WHAT THE TASK REQUIRES:
Send each entry back exactly as given, pictures excluded.

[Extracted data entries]
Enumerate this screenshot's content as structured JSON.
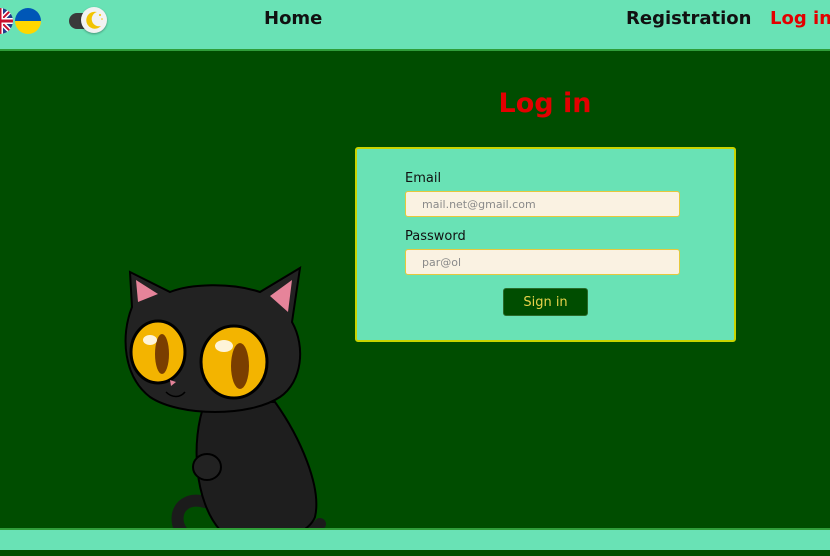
{
  "header": {
    "languages": [
      {
        "name": "uk-flag-icon"
      },
      {
        "name": "ukraine-flag-icon"
      }
    ],
    "theme_toggle": {
      "icon": "moon-icon"
    },
    "nav": {
      "home": "Home",
      "registration": "Registration",
      "login": "Log in"
    }
  },
  "main": {
    "title": "Log in",
    "form": {
      "email_label": "Email",
      "email_placeholder": "mail.net@gmail.com",
      "password_label": "Password",
      "password_placeholder": "par@ol",
      "submit_label": "Sign in"
    },
    "illustration": "black-cat"
  },
  "colors": {
    "header_bg": "#69e2b5",
    "page_bg": "#004d00",
    "accent_red": "#e30000",
    "button_text": "#e6d24a"
  }
}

OUTPUT FOR THIS EXERCISE:
Enumerate this screenshot's content as structured JSON.
{
  "header": {
    "languages": [
      {
        "name": "uk-flag-icon"
      },
      {
        "name": "ukraine-flag-icon"
      }
    ],
    "theme_toggle": {
      "icon": "moon-icon"
    },
    "nav": {
      "home": "Home",
      "registration": "Registration",
      "login": "Log in"
    }
  },
  "main": {
    "title": "Log in",
    "form": {
      "email_label": "Email",
      "email_placeholder": "mail.net@gmail.com",
      "password_label": "Password",
      "password_placeholder": "par@ol",
      "submit_label": "Sign in"
    },
    "illustration": "black-cat"
  },
  "colors": {
    "header_bg": "#69e2b5",
    "page_bg": "#004d00",
    "accent_red": "#e30000",
    "button_text": "#e6d24a"
  }
}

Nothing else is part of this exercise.